SOURCE DOCUMENT:
-*-*-
If $a^3+a^2+a=9b^3+b^2+b$ and $a,b$ are integers then show $a-b$ is a perfect cube.
If $a^3+a^2+a=9b^3+b^2+b$ and $a,b$ are integers then show $a-b$ is a perfect cube.
My attempt:I factorized it like below:
$(a-b)(a^2+b^2+ab+a+b+1)=8b^3=(2b)^3$
I take $gcd(a-b,a^2+b^2+ab+a+b+1)=d$
If $d=1$ then it is clear that $a-b$ is a perfect cube then consider $d>1$ then there is a $p$ that is prime and $p \mid d$.We have :
$p\mid a-b \Rightarrow p \mid (2b)^3 \Rightarrow p \mid 2b \Rightarrow p\mid 2$ or $p\mid b$
If $p\mid b$ then also $p\mid a$ (as $p\mid a-b$ holds). Then we will get to $p \mid 1$ because:
$ p \mid a^2+b^2+ab+a+b,p \mid a^2+b^2+ab+a+b+1 \Rightarrow p \mid 1$
which is clearly wrong then we have $p\mid 2$ so $p=2$ means $d=2^k$ where $k$ is a natural number including $0$.In the case $d=1$ we have the right result.So assemble $k \ge 1$.Because $2 \mid a-b$ we can conclude that $a,b$ have the same parity @Ghartal showed in his answer that if $a,b$ are both even we have a right result but if $a,b$ are both odd we don't.So maybe we have to prove $a,b$ can,t be both odd.
It turns out that there are only two rational solutions of $a^3+a^2+a = 9b^3+b^2+b$. One is the obvious integer solution $(a,b)=(0,0)$, for which $a-b$ is the cube $0$. The other is $(a,b) = (-7/5, -3/5)$, for which $a-b = -4/5$ is not a cube but $a,b$ are not integers. So $a-b$ is indeed a cube for all the integer solutions, as desired.
-*-*-
COLLECTED DATA:
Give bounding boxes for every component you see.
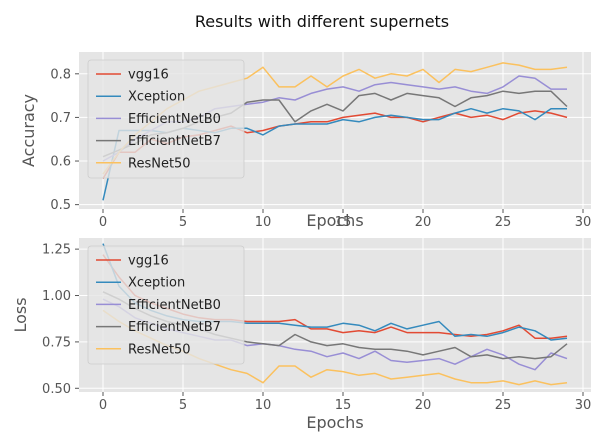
-*-*-
EXERCISE REQUIREMENTS:
**1)** Answer these from the math thread on a³ + a² + a = 9b³ + b² + b:
(a) What factorization of the equation does the poster write down?
(b) Which user is said to have shown that the result holds when a and b are both even?
(c) Besides (0, 0), what rational solution is given, and what is a − b for it?
**2)** Write the next part of the math thread on a³ + a² + a = 9b³ + b² + b, picking up after its final sentence.

TASK-BY-TASK RESULTS:
**1)**
(a) (a − b)(a² + b² + ab + a + b + 1) = 8b³ = (2b)³
(b) @Ghartal
(c) (a, b) = (−7/5, −3/5), for which a − b = −4/5

**2)**
The proof that there are no other rational solutions is elementary, but requires Fermat's method of descent. The equation $a^3+a^2+a = 9b^3+b^2+b$ defines a smooth cubic curve with a rational point at $(a,b)=(0,0)$, so it's an elliptic curve that we can bring to standard form $y^2=\text{cubic}(x)$ by projecting from the origin.
Let $(a,b)$ be any rational solution other than $(0,0)$. Then $b\neq 0$ because the nonzero solutions of $a^3+a^2+a$ are not rational (or even real). Write $a=mb$ and divide by $b$ to get $$ (9-m^3) b^2 + (1-m^2) b + (1-m) = 0. $$ This equation is quadratic in $b$, so it has rational solutions iff the discriminant is a square. The discriminant is $$ -3 m^4 + 4 m^3 - 2 m^2 + 36 m - 35 = (1-m)(3m-7)(m^2+2m+5). $$ Taking $m=1$ yields $8b^2 = 0$, so we're back to the $b=0$ solution; and $m=7/3$ yields $-4(5b+3)^2/27 = 0$, so $b=-3/5$ and $a=-7/5$. We claim that there are no other solutions.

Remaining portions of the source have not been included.